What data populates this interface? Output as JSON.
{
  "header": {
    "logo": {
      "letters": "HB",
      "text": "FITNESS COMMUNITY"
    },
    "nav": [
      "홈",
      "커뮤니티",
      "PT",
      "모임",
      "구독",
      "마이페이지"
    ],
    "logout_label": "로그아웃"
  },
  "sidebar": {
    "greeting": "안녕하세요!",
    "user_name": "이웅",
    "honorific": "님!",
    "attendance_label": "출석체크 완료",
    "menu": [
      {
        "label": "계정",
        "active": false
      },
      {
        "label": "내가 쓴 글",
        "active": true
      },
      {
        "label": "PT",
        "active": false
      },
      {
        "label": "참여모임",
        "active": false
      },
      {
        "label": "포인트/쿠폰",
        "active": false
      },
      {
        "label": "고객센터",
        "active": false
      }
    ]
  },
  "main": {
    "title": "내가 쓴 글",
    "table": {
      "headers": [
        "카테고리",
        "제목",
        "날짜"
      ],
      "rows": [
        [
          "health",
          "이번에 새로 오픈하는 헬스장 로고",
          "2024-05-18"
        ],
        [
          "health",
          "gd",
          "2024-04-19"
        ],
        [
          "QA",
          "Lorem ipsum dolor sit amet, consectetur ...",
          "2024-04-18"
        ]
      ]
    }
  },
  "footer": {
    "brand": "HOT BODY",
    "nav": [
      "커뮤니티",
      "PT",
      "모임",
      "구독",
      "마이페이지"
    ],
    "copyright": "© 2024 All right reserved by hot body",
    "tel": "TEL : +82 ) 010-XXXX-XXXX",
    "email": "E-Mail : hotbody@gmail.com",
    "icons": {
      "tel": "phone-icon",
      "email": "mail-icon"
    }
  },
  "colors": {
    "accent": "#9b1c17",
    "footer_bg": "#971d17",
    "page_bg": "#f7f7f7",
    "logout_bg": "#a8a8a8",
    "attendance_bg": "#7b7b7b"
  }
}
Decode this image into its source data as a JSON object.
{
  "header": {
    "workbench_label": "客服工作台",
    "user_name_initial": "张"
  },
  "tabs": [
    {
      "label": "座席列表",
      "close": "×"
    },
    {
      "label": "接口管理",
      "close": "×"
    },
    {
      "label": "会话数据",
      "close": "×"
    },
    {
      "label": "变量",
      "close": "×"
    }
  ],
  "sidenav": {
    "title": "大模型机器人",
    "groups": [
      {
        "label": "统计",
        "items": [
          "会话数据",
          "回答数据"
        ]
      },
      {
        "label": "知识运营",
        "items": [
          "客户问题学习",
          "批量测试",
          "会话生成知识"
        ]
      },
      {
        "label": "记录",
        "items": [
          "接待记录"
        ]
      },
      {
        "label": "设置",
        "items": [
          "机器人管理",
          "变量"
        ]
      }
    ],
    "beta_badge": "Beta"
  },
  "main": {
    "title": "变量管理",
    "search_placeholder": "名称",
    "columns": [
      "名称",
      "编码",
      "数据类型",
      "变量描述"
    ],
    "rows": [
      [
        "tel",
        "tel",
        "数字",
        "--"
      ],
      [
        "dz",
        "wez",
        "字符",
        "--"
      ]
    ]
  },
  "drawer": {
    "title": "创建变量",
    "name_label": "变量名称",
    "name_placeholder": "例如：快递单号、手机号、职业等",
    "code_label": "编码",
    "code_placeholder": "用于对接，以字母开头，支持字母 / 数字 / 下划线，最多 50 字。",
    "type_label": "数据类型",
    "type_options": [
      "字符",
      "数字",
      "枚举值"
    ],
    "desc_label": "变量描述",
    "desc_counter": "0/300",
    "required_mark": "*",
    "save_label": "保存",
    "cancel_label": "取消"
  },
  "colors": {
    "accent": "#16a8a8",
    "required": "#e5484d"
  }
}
....
Starting from the line with "Decode this image" and ending with the final line of the data, quote every line exactly, both ends included.

RESPONSE TO THE EXERCISE
Decode this image into its source data as a JSON object.
{
  "header": {
    "workbench_label": "客服工作台",
    "user_name_initial": "张"
  },
  "tabs": [
    {
      "label": "座席列表",
      "close": "×"
    },
    {
      "label": "接口管理",
      "close": "×"
    },
    {
      "label": "会话数据",
      "close": "×"
    },
    {
      "label": "变量",
      "close": "×"
    }
  ],
  "sidenav": {
    "title": "大模型机器人",
    "groups": [
      {
        "label": "统计",
        "items": [
          "会话数据",
          "回答数据"
        ]
      },
      {
        "label": "知识运营",
        "items": [
          "客户问题学习",
          "批量测试",
          "会话生成知识"
        ]
      },
      {
        "label": "记录",
        "items": [
          "接待记录"
        ]
      },
      {
        "label": "设置",
        "items": [
          "机器人管理",
          "变量"
        ]
      }
    ],
    "beta_badge": "Beta"
  },
  "main": {
    "title": "变量管理",
    "search_placeholder": "名称",
    "columns": [
      "名称",
      "编码",
      "数据类型",
      "变量描述"
    ],
    "rows": [
      [
        "tel",
        "tel",
        "数字",
        "--"
      ],
      [
        "dz",
        "wez",
        "字符",
        "--"
      ]
    ]
  },
  "drawer": {
    "title": "创建变量",
    "name_label": "变量名称",
    "name_placeholder": "例如：快递单号、手机号、职业等",
    "code_label": "编码",
    "code_placeholder": "用于对接，以字母开头，支持字母 / 数字 / 下划线，最多 50 字。",
    "type_label": "数据类型",
    "type_options": [
      "字符",
      "数字",
      "枚举值"
    ],
    "desc_label": "变量描述",
    "desc_counter": "0/300",
    "required_mark": "*",
    "save_label": "保存",
    "cancel_label": "取消"
  },
  "colors": {
    "accent": "#16a8a8",
    "required": "#e5484d"
  }
}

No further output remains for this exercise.